━━━ Data for this exercise

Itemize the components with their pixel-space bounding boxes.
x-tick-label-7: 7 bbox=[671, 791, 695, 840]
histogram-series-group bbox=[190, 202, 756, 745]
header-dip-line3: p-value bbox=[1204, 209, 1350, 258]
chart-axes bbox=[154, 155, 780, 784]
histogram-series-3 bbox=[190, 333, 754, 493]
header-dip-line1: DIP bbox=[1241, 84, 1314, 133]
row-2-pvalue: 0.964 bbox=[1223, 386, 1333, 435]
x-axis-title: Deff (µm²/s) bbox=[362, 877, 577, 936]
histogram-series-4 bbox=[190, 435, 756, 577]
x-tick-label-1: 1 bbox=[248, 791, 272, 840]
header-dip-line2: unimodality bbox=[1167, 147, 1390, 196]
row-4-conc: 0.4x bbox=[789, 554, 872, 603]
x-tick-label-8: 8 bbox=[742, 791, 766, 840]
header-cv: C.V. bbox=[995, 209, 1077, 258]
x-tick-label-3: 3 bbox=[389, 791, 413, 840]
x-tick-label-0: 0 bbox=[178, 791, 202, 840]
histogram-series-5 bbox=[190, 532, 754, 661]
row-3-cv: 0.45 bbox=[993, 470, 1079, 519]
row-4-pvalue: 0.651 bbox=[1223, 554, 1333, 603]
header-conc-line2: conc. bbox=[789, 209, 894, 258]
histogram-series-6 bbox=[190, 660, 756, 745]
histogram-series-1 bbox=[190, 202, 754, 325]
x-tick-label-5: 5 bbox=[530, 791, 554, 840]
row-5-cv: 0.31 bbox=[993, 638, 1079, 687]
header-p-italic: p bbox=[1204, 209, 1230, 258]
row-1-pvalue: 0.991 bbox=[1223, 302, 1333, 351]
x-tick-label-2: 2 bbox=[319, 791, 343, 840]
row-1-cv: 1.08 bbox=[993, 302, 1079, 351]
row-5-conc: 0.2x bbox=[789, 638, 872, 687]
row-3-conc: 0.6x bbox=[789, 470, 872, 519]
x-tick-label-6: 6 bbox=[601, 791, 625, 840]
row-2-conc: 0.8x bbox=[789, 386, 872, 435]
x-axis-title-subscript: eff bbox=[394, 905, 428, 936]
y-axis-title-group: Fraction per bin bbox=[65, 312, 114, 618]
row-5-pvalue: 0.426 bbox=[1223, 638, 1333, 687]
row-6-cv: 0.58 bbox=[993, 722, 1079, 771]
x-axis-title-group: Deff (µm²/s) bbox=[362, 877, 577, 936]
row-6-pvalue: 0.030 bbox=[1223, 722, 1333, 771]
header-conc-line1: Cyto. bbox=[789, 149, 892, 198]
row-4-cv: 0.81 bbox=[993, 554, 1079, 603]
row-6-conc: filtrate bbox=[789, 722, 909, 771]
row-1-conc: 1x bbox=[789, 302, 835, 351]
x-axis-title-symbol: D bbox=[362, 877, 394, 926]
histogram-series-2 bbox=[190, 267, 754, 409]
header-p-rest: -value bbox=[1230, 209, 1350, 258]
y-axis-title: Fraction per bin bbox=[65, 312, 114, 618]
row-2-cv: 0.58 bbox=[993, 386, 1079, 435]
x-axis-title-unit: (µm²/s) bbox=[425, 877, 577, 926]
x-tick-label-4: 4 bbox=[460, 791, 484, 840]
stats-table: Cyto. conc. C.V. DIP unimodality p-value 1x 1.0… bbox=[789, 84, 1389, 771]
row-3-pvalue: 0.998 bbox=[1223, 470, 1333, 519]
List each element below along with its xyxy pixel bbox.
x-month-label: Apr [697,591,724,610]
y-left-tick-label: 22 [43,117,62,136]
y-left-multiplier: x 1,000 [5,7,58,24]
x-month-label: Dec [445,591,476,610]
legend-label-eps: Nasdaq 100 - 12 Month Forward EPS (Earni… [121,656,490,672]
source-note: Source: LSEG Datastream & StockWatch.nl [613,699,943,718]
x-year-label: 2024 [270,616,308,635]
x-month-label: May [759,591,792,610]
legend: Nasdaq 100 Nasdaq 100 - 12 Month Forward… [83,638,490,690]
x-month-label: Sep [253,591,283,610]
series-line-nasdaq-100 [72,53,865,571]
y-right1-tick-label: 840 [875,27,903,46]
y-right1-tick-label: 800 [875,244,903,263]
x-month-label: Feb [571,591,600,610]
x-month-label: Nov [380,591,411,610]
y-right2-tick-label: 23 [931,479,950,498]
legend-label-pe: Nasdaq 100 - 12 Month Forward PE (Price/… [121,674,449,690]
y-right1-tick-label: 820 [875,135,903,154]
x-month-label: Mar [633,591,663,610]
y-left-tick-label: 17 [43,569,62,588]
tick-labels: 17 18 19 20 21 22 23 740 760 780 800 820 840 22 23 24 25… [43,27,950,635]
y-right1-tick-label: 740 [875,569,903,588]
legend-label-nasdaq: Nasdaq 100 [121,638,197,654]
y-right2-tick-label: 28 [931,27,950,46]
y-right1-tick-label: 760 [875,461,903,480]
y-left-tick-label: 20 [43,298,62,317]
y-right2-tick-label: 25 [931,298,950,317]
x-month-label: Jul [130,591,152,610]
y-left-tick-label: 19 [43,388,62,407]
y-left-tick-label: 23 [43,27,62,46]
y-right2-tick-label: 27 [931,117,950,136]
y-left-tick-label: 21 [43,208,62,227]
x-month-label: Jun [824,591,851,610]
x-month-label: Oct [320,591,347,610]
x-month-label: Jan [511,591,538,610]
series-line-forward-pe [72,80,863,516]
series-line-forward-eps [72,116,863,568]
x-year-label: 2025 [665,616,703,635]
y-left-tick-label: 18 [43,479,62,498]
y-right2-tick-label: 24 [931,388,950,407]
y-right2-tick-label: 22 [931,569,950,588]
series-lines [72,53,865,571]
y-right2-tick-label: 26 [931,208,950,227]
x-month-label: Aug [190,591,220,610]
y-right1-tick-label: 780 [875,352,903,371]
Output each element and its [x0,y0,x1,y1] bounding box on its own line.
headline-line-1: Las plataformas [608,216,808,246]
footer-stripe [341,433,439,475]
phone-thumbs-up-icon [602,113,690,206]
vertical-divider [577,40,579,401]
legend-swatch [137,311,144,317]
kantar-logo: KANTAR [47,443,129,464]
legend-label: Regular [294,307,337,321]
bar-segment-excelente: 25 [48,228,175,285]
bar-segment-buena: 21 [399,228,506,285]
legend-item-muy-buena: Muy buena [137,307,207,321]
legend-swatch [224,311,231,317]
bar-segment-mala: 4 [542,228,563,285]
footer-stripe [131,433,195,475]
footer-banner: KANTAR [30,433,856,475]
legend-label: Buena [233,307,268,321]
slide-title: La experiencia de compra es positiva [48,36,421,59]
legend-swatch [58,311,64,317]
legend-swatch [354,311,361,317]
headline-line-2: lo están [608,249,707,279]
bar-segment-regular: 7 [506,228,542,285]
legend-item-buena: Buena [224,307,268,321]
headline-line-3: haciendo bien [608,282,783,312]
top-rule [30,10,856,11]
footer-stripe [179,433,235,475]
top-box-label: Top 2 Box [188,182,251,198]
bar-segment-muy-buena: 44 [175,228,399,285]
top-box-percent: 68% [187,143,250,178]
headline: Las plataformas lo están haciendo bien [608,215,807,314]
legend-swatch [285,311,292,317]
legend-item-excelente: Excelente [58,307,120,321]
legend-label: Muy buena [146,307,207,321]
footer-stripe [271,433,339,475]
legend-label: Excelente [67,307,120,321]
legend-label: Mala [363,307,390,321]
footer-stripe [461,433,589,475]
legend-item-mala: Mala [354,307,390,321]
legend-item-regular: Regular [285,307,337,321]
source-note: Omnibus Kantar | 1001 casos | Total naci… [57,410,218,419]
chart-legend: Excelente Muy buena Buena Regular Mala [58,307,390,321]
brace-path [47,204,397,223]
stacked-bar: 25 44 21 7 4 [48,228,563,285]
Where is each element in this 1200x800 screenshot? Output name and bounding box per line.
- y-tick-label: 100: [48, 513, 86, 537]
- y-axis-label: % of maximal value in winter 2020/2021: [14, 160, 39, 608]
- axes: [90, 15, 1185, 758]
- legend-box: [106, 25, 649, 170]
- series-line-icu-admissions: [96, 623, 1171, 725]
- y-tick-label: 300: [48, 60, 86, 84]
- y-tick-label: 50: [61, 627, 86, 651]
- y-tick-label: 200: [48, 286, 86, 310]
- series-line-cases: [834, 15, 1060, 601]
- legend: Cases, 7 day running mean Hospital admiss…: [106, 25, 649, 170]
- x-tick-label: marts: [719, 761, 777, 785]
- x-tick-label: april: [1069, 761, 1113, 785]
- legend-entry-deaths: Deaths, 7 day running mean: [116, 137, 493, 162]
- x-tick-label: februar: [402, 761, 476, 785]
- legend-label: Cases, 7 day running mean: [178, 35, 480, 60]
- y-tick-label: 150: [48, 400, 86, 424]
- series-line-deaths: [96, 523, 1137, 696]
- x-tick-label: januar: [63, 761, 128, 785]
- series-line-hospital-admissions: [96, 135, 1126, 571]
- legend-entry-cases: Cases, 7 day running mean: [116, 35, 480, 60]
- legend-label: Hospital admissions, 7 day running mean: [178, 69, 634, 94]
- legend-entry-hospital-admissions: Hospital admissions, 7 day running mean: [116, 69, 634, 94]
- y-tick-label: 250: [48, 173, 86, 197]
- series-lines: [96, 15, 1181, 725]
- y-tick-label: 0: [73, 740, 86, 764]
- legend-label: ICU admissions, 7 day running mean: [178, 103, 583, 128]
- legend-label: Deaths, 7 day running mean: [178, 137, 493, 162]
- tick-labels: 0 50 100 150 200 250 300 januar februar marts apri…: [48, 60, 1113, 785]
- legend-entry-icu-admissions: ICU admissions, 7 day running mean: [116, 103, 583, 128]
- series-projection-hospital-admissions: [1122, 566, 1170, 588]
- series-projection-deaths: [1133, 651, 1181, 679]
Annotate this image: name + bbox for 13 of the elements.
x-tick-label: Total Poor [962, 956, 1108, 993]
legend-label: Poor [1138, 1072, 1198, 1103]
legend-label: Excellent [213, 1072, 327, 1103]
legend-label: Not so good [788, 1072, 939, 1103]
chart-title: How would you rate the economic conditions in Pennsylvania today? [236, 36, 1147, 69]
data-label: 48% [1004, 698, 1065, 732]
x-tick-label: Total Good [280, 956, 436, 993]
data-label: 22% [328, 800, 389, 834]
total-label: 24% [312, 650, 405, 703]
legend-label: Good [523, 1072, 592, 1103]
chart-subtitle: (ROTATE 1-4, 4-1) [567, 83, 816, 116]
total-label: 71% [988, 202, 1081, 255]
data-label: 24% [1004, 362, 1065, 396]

━━━━━━

* [Directive]: Rewrite the listing from its start through the line containing "x-axis-title-group: Deff (µm²/s)", replacing "histogram-series" with "hist-series" and leaving everything else unchanged.

* [Exercise answer]:
Itemize the components with their pixel-space bounding boxes.
x-tick-label-7: 7 bbox=[671, 791, 695, 840]
hist-series-group bbox=[190, 202, 756, 745]
header-dip-line3: p-value bbox=[1204, 209, 1350, 258]
chart-axes bbox=[154, 155, 780, 784]
hist-series-3 bbox=[190, 333, 754, 493]
header-dip-line1: DIP bbox=[1241, 84, 1314, 133]
row-2-pvalue: 0.964 bbox=[1223, 386, 1333, 435]
x-axis-title: Deff (µm²/s) bbox=[362, 877, 577, 936]
hist-series-4 bbox=[190, 435, 756, 577]
x-tick-label-1: 1 bbox=[248, 791, 272, 840]
header-dip-line2: unimodality bbox=[1167, 147, 1390, 196]
row-4-conc: 0.4x bbox=[789, 554, 872, 603]
x-tick-label-8: 8 bbox=[742, 791, 766, 840]
header-cv: C.V. bbox=[995, 209, 1077, 258]
x-tick-label-3: 3 bbox=[389, 791, 413, 840]
x-tick-label-0: 0 bbox=[178, 791, 202, 840]
hist-series-5 bbox=[190, 532, 754, 661]
row-3-cv: 0.45 bbox=[993, 470, 1079, 519]
row-4-pvalue: 0.651 bbox=[1223, 554, 1333, 603]
header-conc-line2: conc. bbox=[789, 209, 894, 258]
hist-series-6 bbox=[190, 660, 756, 745]
hist-series-1 bbox=[190, 202, 754, 325]
x-tick-label-5: 5 bbox=[530, 791, 554, 840]
row-5-cv: 0.31 bbox=[993, 638, 1079, 687]
header-p-italic: p bbox=[1204, 209, 1230, 258]
row-1-pvalue: 0.991 bbox=[1223, 302, 1333, 351]
x-tick-label-2: 2 bbox=[319, 791, 343, 840]
row-1-cv: 1.08 bbox=[993, 302, 1079, 351]
row-5-conc: 0.2x bbox=[789, 638, 872, 687]
row-3-conc: 0.6x bbox=[789, 470, 872, 519]
x-tick-label-6: 6 bbox=[601, 791, 625, 840]
row-2-conc: 0.8x bbox=[789, 386, 872, 435]
x-axis-title-subscript: eff bbox=[394, 905, 428, 936]
y-axis-title-group: Fraction per bin bbox=[65, 312, 114, 618]
row-5-pvalue: 0.426 bbox=[1223, 638, 1333, 687]
row-6-cv: 0.58 bbox=[993, 722, 1079, 771]
x-axis-title-group: Deff (µm²/s) bbox=[362, 877, 577, 936]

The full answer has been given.